Description of the task
Copy every line of the records below word for word.

Material to process
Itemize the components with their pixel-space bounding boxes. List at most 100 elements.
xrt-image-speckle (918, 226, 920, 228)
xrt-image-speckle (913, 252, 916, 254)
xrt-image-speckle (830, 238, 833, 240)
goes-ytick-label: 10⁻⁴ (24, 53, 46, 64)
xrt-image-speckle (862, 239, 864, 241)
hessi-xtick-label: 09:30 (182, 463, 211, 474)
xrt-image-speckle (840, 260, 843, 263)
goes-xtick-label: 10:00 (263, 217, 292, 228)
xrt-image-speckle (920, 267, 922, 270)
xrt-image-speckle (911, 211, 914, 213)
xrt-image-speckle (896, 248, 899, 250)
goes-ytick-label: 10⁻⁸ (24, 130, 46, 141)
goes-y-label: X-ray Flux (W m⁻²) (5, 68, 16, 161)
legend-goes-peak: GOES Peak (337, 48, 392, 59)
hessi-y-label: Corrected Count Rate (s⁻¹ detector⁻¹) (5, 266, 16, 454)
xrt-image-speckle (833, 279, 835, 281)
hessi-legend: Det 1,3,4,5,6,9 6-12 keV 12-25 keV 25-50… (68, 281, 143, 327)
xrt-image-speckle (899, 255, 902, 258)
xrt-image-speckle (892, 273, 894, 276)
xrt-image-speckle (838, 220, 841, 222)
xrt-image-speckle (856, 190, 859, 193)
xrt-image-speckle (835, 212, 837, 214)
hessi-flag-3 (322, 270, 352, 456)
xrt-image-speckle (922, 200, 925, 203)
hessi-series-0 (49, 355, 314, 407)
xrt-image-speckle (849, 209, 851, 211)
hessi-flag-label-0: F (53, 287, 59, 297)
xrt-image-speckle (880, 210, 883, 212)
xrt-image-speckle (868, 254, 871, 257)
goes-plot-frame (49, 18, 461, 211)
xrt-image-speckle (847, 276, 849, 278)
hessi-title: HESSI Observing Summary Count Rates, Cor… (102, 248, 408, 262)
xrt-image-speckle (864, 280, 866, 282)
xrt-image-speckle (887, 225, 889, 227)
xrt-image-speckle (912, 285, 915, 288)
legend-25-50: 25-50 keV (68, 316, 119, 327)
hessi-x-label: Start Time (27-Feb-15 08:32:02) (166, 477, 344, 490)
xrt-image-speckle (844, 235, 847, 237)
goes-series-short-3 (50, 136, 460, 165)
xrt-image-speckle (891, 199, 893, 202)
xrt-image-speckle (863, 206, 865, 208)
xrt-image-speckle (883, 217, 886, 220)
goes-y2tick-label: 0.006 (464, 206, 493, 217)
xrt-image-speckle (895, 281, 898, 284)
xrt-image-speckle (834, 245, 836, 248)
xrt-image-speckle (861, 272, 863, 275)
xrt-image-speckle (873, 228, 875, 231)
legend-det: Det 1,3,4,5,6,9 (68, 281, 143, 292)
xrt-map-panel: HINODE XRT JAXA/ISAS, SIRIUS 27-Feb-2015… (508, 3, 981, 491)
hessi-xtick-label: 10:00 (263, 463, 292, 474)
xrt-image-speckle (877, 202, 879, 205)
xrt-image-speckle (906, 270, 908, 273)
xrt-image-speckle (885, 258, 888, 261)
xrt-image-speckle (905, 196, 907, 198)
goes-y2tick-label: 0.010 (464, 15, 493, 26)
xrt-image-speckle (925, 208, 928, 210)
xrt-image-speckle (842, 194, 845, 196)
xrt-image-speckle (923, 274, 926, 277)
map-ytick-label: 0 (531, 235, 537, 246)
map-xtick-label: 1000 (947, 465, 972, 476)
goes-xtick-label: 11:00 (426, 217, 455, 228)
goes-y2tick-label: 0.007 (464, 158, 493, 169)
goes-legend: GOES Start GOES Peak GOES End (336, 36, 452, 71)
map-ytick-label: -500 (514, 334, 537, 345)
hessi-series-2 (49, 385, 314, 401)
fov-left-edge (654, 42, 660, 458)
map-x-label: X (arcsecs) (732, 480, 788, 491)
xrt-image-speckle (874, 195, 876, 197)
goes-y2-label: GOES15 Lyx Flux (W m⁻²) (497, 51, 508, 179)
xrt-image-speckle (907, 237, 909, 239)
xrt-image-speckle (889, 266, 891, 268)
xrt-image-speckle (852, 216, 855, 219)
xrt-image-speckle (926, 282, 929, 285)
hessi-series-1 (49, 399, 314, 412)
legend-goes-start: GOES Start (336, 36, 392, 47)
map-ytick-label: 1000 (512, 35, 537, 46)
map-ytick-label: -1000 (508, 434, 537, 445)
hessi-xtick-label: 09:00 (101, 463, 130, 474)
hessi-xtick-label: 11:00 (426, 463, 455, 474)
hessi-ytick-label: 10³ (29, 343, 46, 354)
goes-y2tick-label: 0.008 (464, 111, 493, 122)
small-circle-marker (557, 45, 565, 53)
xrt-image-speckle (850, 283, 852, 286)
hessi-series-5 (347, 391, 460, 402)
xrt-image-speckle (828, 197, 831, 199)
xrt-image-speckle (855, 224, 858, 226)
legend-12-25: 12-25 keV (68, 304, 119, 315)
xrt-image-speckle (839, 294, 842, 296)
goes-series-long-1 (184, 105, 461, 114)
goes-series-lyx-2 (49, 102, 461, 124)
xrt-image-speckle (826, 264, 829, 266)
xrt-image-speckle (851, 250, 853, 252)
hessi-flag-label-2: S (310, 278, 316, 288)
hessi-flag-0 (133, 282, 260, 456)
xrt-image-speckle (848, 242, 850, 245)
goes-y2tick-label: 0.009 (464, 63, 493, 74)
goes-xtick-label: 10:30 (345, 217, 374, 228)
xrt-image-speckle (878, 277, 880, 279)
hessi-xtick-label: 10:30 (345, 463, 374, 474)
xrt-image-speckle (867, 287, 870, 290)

Written reply
Itemize the components with their pixel-space bounding boxes. List at most 100 elements.
xrt-image-speckle (918, 226, 920, 228)
xrt-image-speckle (913, 252, 916, 254)
xrt-image-speckle (830, 238, 833, 240)
goes-ytick-label: 10⁻⁴ (24, 53, 46, 64)
xrt-image-speckle (862, 239, 864, 241)
hessi-xtick-label: 09:30 (182, 463, 211, 474)
xrt-image-speckle (840, 260, 843, 263)
goes-xtick-label: 10:00 (263, 217, 292, 228)
xrt-image-speckle (920, 267, 922, 270)
xrt-image-speckle (911, 211, 914, 213)
xrt-image-speckle (896, 248, 899, 250)
goes-ytick-label: 10⁻⁸ (24, 130, 46, 141)
goes-y-label: X-ray Flux (W m⁻²) (5, 68, 16, 161)
legend-goes-peak: GOES Peak (337, 48, 392, 59)
hessi-y-label: Corrected Count Rate (s⁻¹ detector⁻¹) (5, 266, 16, 454)
xrt-image-speckle (833, 279, 835, 281)
hessi-legend: Det 1,3,4,5,6,9 6-12 keV 12-25 keV 25-50… (68, 281, 143, 327)
xrt-image-speckle (899, 255, 902, 258)
xrt-image-speckle (892, 273, 894, 276)
xrt-image-speckle (838, 220, 841, 222)
xrt-image-speckle (856, 190, 859, 193)
xrt-image-speckle (835, 212, 837, 214)
hessi-flag-3 (322, 270, 352, 456)
xrt-image-speckle (922, 200, 925, 203)
hessi-series-0 (49, 355, 314, 407)
xrt-image-speckle (849, 209, 851, 211)
hessi-flag-label-0: F (53, 287, 59, 297)
xrt-image-speckle (880, 210, 883, 212)
xrt-image-speckle (868, 254, 871, 257)
goes-plot-frame (49, 18, 461, 211)
xrt-image-speckle (847, 276, 849, 278)
hessi-title: HESSI Observing Summary Count Rates, Cor… (102, 248, 408, 262)
xrt-image-speckle (864, 280, 866, 282)
xrt-image-speckle (887, 225, 889, 227)
xrt-image-speckle (912, 285, 915, 288)
legend-25-50: 25-50 keV (68, 316, 119, 327)
hessi-x-label: Start Time (27-Feb-15 08:32:02) (166, 477, 344, 490)
xrt-image-speckle (844, 235, 847, 237)
goes-series-short-3 (50, 136, 460, 165)
xrt-image-speckle (891, 199, 893, 202)
xrt-image-speckle (863, 206, 865, 208)
xrt-image-speckle (883, 217, 886, 220)
goes-y2tick-label: 0.006 (464, 206, 493, 217)
xrt-image-speckle (895, 281, 898, 284)
xrt-image-speckle (834, 245, 836, 248)
xrt-image-speckle (861, 272, 863, 275)
xrt-image-speckle (873, 228, 875, 231)
legend-det: Det 1,3,4,5,6,9 (68, 281, 143, 292)
xrt-map-panel: HINODE XRT JAXA/ISAS, SIRIUS 27-Feb-2015… (508, 3, 981, 491)
hessi-xtick-label: 10:00 (263, 463, 292, 474)
xrt-image-speckle (877, 202, 879, 205)
xrt-image-speckle (906, 270, 908, 273)
xrt-image-speckle (885, 258, 888, 261)
xrt-image-speckle (905, 196, 907, 198)
goes-y2tick-label: 0.010 (464, 15, 493, 26)
xrt-image-speckle (925, 208, 928, 210)
xrt-image-speckle (842, 194, 845, 196)
xrt-image-speckle (923, 274, 926, 277)
map-ytick-label: 0 (531, 235, 537, 246)
map-xtick-label: 1000 (947, 465, 972, 476)
goes-xtick-label: 11:00 (426, 217, 455, 228)
goes-y2tick-label: 0.007 (464, 158, 493, 169)
goes-legend: GOES Start GOES Peak GOES End (336, 36, 452, 71)
map-ytick-label: -500 (514, 334, 537, 345)
hessi-series-2 (49, 385, 314, 401)
fov-left-edge (654, 42, 660, 458)
map-x-label: X (arcsecs) (732, 480, 788, 491)
xrt-image-speckle (874, 195, 876, 197)
goes-y2-label: GOES15 Lyx Flux (W m⁻²) (497, 51, 508, 179)
xrt-image-speckle (907, 237, 909, 239)
xrt-image-speckle (889, 266, 891, 268)
xrt-image-speckle (852, 216, 855, 219)
xrt-image-speckle (926, 282, 929, 285)
hessi-series-1 (49, 399, 314, 412)
legend-goes-start: GOES Start (336, 36, 392, 47)
map-ytick-label: 1000 (512, 35, 537, 46)
map-ytick-label: -1000 (508, 434, 537, 445)
hessi-xtick-label: 09:00 (101, 463, 130, 474)
hessi-xtick-label: 11:00 (426, 463, 455, 474)
hessi-ytick-label: 10³ (29, 343, 46, 354)
goes-y2tick-label: 0.008 (464, 111, 493, 122)
small-circle-marker (557, 45, 565, 53)
xrt-image-speckle (850, 283, 852, 286)
hessi-series-5 (347, 391, 460, 402)
xrt-image-speckle (828, 197, 831, 199)
xrt-image-speckle (855, 224, 858, 226)
legend-12-25: 12-25 keV (68, 304, 119, 315)
xrt-image-speckle (839, 294, 842, 296)
goes-series-long-1 (184, 105, 461, 114)
goes-series-lyx-2 (49, 102, 461, 124)
xrt-image-speckle (826, 264, 829, 266)
xrt-image-speckle (851, 250, 853, 252)
hessi-flag-label-2: S (310, 278, 316, 288)
hessi-flag-0 (133, 282, 260, 456)
xrt-image-speckle (848, 242, 850, 245)
goes-y2tick-label: 0.009 (464, 63, 493, 74)
goes-xtick-label: 10:30 (345, 217, 374, 228)
xrt-image-speckle (878, 277, 880, 279)
hessi-xtick-label: 10:30 (345, 463, 374, 474)
xrt-image-speckle (867, 287, 870, 290)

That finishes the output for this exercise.